__Instructions for the task__.
Copy out, from the entries below, each line holding the string "have".

__Information given__.
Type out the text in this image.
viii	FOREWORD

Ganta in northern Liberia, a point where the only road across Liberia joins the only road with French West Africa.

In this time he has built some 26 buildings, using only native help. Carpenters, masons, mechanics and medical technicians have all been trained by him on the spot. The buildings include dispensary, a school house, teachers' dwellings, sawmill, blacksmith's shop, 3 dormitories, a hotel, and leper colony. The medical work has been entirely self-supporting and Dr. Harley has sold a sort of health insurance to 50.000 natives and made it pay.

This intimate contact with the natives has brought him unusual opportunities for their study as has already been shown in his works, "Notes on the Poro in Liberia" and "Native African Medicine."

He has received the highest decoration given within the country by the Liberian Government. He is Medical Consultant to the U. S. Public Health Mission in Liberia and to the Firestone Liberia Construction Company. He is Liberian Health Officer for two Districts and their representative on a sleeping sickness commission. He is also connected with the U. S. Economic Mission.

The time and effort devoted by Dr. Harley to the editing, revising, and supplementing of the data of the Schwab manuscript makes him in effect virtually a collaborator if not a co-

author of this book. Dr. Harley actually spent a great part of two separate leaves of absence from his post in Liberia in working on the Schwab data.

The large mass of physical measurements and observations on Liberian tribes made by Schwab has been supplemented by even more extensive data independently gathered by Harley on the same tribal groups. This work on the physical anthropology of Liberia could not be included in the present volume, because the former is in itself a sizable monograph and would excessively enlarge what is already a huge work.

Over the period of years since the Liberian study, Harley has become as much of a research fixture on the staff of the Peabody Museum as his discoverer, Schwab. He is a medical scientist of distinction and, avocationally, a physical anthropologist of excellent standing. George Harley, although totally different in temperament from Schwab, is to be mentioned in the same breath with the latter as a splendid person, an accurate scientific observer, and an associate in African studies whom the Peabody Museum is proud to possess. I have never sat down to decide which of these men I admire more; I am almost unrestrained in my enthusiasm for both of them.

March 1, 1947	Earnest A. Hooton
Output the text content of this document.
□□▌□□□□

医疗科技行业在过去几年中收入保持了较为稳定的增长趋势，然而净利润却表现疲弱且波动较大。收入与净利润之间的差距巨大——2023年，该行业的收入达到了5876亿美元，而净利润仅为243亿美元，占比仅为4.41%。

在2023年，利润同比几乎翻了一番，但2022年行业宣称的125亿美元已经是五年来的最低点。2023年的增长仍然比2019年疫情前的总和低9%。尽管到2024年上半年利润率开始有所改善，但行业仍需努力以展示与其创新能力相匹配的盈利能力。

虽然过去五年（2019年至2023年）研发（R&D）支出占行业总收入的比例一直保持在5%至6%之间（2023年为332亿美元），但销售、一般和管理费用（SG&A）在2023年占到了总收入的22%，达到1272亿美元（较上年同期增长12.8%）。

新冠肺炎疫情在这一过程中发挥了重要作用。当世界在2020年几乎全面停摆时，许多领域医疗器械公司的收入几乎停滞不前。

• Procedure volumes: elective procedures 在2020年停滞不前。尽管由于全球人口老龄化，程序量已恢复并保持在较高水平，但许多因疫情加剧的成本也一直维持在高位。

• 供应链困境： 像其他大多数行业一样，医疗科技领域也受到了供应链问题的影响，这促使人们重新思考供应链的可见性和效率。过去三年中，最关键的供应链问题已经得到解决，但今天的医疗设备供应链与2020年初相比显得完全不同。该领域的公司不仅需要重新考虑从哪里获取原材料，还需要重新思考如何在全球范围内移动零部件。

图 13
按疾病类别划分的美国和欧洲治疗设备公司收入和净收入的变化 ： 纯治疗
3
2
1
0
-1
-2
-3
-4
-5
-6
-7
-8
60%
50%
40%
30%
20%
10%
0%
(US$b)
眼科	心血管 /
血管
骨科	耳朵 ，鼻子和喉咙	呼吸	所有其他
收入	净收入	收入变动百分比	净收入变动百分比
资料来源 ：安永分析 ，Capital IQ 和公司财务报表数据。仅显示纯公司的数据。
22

--

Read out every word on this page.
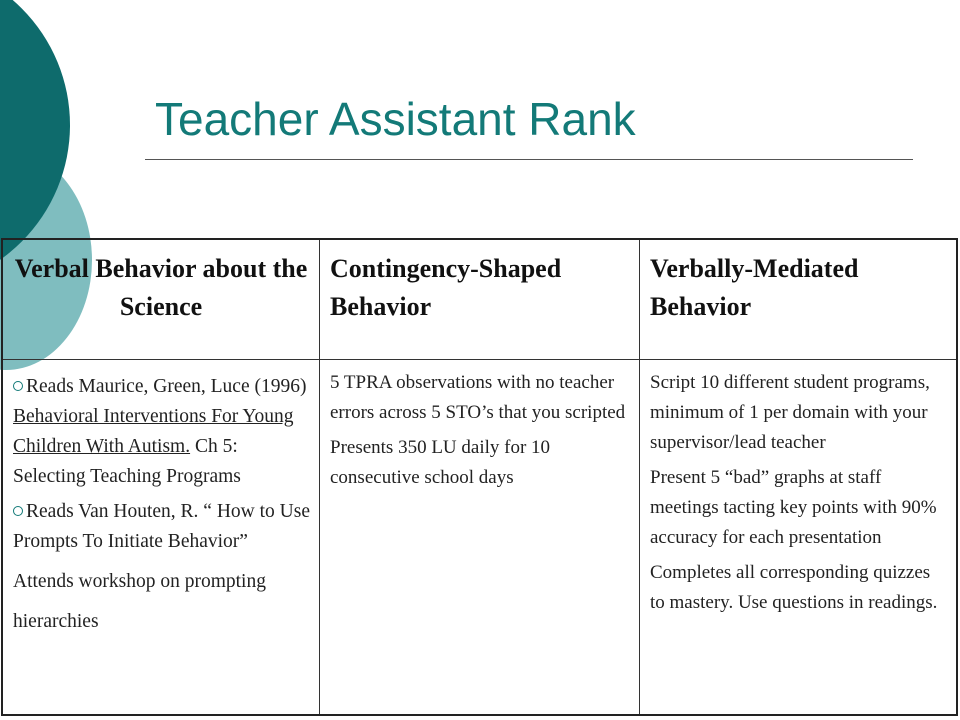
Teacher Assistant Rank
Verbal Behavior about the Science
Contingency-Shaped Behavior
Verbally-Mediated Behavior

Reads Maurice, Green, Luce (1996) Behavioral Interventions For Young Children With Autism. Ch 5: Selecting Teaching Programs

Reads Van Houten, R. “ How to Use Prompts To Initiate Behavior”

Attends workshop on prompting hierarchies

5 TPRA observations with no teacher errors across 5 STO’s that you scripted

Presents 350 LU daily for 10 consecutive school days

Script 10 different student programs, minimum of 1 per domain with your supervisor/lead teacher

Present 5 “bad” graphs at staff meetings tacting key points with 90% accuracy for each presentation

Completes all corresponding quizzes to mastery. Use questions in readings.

__Full solution__.
In this time he has built some 26 buildings, using only native help. Carpenters, masons, mechanics and medical technicians have all been trained by him on the spot. The buildings include dispensary, a school house, teachers' dwellings, sawmill, blacksmith's shop, 3 dormitories, a hotel, and leper colony. The medical work has been entirely self-supporting and Dr. Harley has sold a sort of health insurance to 50.000 natives and made it pay.
Over the period of years since the Liberian study, Harley has become as much of a research fixture on the staff of the Peabody Museum as his discoverer, Schwab. He is a medical scientist of distinction and, avocationally, a physical anthropologist of excellent standing. George Harley, although totally different in temperament from Schwab, is to be mentioned in the same breath with the latter as a splendid person, an accurate scientific observer, and an associate in African studies whom the Peabody Museum is proud to possess. I have never sat down to decide which of these men I admire more; I am almost unrestrained in my enthusiasm for both of them.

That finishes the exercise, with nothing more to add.